━━━ PROVIDED MATERIAL
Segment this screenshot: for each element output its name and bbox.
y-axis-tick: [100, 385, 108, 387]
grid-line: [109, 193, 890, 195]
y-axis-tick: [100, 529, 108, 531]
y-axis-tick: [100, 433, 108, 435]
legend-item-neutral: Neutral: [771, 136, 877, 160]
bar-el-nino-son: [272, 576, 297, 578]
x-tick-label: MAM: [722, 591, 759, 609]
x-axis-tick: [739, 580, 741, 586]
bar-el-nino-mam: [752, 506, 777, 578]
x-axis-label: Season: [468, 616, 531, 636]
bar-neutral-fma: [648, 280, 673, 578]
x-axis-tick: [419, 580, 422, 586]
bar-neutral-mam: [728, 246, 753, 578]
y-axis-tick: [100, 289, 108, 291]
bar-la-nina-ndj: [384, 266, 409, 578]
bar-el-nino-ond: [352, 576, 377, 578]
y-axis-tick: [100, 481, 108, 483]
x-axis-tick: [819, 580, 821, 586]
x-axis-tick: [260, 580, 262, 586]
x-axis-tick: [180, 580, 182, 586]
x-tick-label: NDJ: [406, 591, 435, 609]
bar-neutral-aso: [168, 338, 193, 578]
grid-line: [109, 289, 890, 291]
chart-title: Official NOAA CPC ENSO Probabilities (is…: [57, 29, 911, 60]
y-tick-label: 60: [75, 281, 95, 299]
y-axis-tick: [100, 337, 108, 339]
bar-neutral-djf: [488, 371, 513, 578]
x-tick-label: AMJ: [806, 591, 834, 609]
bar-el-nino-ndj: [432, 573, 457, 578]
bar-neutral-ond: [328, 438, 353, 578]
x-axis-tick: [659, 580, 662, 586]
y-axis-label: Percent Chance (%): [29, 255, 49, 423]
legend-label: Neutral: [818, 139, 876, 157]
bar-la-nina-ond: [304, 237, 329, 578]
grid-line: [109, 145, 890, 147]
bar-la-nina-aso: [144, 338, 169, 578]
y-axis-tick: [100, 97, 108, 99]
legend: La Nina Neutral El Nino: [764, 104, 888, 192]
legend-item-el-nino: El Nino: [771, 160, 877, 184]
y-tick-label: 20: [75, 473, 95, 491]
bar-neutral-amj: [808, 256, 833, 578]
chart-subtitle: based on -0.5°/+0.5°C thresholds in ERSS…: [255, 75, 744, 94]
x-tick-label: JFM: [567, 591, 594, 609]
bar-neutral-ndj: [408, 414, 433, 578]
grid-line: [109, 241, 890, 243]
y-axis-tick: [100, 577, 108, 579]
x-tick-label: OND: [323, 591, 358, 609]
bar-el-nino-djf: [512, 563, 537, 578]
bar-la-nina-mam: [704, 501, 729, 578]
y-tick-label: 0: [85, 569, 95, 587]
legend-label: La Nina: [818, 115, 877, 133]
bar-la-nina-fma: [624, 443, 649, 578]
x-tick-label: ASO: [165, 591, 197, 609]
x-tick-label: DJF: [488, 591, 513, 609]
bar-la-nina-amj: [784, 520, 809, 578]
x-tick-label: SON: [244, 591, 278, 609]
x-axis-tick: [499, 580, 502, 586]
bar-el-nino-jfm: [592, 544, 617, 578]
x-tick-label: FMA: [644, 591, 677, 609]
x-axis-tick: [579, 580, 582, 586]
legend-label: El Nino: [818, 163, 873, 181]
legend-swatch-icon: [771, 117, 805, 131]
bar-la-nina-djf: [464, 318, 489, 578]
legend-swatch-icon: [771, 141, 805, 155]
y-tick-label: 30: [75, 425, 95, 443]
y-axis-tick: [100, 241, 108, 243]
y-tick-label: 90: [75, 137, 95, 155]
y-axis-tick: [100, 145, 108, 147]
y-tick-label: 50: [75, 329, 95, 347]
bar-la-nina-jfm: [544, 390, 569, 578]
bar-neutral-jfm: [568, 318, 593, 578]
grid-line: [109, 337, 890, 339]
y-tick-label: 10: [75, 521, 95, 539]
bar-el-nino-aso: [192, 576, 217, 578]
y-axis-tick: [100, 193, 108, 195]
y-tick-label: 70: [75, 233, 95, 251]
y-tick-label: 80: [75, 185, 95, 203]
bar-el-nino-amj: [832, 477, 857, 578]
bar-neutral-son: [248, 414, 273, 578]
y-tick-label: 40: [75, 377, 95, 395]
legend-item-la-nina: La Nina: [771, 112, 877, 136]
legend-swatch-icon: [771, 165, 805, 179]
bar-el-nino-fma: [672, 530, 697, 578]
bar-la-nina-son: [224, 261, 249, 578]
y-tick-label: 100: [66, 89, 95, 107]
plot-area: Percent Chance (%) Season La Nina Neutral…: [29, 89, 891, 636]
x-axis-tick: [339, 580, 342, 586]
━━━━━━
━━━ PROVIDED MATERIAL
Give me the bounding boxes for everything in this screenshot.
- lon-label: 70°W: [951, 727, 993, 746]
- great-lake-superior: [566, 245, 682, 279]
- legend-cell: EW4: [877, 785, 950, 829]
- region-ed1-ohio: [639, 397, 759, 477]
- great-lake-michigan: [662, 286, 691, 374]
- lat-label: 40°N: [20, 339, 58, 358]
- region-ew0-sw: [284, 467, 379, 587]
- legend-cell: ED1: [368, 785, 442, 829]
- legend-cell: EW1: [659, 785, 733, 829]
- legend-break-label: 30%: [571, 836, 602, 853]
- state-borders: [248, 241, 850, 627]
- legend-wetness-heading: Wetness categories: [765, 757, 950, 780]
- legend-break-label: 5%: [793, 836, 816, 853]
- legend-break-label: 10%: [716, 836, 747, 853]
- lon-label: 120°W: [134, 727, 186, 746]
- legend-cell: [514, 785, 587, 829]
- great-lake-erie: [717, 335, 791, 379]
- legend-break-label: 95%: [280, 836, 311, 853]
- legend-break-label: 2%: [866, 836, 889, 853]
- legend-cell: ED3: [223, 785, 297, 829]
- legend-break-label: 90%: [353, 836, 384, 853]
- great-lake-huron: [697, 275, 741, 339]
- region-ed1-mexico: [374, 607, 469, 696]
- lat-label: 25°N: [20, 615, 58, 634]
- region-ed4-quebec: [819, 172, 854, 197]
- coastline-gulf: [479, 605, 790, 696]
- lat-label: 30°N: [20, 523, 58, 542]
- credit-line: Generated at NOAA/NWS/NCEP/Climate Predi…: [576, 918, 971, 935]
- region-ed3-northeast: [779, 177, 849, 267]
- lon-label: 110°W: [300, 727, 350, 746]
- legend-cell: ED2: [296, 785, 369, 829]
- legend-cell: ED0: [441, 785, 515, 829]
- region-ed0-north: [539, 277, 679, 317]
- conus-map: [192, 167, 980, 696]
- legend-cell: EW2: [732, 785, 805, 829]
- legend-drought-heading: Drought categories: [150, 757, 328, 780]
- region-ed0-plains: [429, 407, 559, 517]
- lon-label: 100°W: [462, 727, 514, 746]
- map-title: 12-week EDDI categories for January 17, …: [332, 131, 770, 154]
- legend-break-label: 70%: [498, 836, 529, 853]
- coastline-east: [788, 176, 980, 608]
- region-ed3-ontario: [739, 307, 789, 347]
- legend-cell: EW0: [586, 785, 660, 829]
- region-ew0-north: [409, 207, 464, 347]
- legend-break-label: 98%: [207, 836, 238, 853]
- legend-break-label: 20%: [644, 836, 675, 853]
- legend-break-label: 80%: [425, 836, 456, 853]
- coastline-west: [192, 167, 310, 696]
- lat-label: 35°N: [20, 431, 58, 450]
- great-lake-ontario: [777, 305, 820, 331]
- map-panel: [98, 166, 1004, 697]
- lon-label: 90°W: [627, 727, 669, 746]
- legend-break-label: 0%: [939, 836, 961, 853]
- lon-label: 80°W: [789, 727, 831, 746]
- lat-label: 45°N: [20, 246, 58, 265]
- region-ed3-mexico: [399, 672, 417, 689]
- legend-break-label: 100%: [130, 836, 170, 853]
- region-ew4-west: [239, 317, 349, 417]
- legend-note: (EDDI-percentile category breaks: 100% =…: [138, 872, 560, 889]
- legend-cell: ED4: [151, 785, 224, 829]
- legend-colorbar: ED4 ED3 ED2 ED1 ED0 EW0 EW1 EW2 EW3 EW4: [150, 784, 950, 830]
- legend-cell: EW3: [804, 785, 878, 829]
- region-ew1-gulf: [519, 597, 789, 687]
━━━━━━
EXERCISE: Rewrite the entries above as a numbered list, from the line containing "Give me the" through the line containing "- legend-cell: [514, 785, 587, 829]", inclusive, leaving out any blank lines.

FINISHED ANSWER:
1. Give me the bounding boxes for everything in this screenshot.
2. - lon-label: 70°W: [951, 727, 993, 746]
3. - great-lake-superior: [566, 245, 682, 279]
4. - legend-cell: EW4: [877, 785, 950, 829]
5. - region-ed1-ohio: [639, 397, 759, 477]
6. - great-lake-michigan: [662, 286, 691, 374]
7. - lat-label: 40°N: [20, 339, 58, 358]
8. - region-ew0-sw: [284, 467, 379, 587]
9. - legend-cell: ED1: [368, 785, 442, 829]
10. - legend-cell: EW1: [659, 785, 733, 829]
11. - legend-break-label: 30%: [571, 836, 602, 853]
12. - state-borders: [248, 241, 850, 627]
13. - legend-wetness-heading: Wetness categories: [765, 757, 950, 780]
14. - legend-break-label: 5%: [793, 836, 816, 853]
15. - legend-break-label: 10%: [716, 836, 747, 853]
16. - lon-label: 120°W: [134, 727, 186, 746]
17. - legend-cell: [514, 785, 587, 829]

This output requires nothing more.